[START OF EXTRACTED RECORDS]
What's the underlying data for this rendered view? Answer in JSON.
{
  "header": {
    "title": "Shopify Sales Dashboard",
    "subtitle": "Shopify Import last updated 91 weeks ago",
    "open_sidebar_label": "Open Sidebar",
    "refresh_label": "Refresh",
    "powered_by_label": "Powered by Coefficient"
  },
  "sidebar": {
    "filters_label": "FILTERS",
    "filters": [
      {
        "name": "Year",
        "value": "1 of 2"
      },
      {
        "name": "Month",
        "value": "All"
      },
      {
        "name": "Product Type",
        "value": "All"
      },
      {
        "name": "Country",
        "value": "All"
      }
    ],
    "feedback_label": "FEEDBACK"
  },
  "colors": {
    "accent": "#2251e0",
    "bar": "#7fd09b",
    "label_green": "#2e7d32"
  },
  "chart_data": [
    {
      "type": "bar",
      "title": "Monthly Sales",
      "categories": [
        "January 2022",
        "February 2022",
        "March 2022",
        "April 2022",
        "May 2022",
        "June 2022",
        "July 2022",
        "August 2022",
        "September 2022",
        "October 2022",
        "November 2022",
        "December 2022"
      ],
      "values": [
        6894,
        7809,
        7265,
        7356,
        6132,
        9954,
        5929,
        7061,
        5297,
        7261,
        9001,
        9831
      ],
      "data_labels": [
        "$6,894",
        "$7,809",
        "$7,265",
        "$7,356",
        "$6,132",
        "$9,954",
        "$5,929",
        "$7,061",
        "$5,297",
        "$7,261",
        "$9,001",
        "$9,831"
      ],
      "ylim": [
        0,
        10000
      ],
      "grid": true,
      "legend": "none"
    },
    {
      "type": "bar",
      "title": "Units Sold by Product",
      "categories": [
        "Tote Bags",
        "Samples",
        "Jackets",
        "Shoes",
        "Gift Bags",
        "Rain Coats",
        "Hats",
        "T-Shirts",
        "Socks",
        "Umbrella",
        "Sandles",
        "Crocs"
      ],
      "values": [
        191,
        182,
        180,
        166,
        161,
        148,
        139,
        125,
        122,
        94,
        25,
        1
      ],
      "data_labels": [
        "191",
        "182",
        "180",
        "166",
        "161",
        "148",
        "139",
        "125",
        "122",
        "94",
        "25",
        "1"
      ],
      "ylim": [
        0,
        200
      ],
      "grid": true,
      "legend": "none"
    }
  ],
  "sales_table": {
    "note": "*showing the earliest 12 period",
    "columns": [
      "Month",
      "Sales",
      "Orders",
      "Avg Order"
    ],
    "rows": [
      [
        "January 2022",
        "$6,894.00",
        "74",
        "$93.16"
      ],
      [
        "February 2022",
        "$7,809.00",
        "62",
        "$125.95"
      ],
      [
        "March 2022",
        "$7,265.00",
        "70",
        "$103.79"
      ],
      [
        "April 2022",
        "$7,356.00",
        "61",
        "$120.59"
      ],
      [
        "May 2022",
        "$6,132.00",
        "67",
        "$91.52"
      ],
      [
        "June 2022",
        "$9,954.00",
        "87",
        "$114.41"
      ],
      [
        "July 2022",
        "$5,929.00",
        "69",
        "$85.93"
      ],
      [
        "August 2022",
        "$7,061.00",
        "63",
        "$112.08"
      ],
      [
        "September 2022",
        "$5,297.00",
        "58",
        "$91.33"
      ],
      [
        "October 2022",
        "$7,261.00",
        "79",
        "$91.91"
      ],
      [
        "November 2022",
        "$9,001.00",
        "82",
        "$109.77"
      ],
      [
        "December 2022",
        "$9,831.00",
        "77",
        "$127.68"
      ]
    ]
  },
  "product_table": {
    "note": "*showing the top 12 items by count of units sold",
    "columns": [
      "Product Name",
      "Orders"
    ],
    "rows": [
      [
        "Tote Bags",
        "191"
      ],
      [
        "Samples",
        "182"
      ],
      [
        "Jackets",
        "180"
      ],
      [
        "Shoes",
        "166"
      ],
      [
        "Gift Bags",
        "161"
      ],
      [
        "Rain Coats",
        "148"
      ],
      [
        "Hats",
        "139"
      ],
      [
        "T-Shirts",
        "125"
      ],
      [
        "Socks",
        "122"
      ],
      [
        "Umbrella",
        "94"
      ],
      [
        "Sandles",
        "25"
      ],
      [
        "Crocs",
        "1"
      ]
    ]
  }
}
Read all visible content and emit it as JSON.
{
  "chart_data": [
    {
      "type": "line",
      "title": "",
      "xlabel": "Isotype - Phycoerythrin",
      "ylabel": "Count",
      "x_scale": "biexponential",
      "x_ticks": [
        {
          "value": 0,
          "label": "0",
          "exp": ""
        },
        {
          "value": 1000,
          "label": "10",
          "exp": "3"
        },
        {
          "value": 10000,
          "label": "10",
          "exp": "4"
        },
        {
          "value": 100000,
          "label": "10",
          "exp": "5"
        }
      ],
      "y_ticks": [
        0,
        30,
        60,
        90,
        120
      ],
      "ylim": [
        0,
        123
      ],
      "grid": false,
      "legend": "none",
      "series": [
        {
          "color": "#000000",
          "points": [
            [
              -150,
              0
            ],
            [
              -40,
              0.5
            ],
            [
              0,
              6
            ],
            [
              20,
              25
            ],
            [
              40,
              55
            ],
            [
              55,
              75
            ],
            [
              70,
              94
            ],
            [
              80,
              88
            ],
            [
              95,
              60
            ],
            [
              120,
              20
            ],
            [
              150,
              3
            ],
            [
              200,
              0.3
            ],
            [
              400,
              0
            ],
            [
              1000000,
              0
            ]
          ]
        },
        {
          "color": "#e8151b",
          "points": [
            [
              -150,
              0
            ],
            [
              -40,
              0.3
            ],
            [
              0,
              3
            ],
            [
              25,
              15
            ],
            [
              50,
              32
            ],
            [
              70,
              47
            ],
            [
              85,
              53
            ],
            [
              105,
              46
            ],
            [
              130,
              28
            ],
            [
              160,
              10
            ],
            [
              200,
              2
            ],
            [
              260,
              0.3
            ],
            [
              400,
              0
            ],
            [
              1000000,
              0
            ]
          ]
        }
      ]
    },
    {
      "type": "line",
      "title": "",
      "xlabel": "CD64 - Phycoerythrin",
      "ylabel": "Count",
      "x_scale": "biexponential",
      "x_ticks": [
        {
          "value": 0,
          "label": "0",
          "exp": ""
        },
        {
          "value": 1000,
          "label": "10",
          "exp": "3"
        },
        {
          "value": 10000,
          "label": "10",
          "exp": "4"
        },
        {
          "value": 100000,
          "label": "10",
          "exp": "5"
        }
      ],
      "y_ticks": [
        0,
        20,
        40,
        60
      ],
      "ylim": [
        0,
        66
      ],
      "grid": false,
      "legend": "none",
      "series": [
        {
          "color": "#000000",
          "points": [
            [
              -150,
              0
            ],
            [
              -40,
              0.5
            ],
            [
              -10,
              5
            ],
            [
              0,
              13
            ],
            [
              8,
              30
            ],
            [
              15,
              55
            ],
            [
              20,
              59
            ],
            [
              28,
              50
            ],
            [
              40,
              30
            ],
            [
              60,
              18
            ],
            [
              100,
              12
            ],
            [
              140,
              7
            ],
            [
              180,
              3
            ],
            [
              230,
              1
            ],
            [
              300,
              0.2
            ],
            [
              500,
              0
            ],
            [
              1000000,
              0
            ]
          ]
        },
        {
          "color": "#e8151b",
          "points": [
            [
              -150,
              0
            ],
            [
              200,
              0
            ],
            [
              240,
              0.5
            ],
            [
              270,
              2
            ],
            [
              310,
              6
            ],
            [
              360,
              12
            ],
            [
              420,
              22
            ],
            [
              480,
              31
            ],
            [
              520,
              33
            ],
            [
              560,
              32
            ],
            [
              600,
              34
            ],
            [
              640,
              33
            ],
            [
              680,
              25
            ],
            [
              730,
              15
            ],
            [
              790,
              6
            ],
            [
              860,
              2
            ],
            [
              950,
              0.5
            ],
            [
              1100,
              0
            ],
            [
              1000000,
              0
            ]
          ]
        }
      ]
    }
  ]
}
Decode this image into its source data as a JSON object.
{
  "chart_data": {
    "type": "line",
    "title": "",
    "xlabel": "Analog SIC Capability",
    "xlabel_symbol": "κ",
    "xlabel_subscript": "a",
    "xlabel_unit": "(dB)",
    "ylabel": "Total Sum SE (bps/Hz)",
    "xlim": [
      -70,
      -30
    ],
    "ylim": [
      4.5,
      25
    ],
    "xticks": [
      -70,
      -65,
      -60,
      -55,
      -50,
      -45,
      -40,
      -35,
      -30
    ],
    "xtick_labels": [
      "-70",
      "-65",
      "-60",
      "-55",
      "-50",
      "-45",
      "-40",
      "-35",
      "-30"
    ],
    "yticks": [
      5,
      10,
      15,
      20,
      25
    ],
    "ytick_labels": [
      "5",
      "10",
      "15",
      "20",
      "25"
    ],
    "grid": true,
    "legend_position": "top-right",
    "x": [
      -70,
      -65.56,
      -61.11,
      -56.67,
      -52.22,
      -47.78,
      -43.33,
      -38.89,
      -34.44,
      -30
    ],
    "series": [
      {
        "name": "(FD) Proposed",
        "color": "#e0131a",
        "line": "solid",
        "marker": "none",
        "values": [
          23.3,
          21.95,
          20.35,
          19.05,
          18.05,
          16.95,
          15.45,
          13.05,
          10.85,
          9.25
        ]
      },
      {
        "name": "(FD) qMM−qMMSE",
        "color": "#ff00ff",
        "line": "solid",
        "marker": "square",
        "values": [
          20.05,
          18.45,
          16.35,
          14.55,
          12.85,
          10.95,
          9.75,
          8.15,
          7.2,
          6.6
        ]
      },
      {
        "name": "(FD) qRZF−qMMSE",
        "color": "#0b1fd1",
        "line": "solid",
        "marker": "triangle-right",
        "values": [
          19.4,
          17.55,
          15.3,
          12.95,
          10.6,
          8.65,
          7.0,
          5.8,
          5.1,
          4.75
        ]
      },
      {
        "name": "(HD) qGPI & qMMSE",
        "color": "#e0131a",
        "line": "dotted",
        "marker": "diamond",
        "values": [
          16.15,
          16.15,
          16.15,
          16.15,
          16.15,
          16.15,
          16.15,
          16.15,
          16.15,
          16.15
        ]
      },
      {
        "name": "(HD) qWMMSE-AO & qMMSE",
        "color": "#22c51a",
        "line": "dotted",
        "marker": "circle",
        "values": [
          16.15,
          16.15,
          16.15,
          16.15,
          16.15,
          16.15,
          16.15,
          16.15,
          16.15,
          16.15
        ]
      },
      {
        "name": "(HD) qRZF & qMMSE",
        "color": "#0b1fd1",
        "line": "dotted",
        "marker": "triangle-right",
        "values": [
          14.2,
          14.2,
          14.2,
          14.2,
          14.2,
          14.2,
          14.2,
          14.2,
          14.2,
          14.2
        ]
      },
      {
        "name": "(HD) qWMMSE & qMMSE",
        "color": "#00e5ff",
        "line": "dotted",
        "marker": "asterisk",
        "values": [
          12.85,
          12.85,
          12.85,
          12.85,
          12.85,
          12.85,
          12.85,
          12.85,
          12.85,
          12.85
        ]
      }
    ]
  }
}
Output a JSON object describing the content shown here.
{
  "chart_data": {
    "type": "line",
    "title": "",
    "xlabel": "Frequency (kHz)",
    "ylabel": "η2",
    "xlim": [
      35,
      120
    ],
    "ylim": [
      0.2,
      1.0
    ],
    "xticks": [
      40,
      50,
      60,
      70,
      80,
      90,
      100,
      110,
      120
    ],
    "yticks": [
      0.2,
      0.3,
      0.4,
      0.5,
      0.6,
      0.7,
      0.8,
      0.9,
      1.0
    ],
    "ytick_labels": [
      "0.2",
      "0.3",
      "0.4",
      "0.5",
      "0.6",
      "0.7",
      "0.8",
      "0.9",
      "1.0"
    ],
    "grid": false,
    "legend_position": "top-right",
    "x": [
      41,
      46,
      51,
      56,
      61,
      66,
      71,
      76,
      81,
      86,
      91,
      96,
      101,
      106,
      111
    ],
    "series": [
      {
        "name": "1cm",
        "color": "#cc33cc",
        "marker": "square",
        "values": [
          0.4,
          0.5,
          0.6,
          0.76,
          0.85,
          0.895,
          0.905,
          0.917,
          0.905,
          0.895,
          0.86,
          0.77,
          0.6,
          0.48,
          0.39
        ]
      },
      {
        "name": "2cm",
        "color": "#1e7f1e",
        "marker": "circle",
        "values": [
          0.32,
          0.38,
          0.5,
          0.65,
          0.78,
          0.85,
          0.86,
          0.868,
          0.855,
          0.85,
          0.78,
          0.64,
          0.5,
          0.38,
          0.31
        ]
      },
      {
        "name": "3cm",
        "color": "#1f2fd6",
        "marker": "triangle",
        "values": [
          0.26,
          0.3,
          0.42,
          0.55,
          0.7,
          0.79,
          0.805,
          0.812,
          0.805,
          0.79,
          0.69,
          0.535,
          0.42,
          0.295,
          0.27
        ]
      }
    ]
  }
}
[END OF EXTRACTED RECORDS]
§ **REQUIRED WORK**:
All lines above containing the string "qRZF" are to be collected.

§ **EXERCISE OUTPUT**:
        "name": "(FD) qRZF−qMMSE",
        "name": "(HD) qRZF & qMMSE",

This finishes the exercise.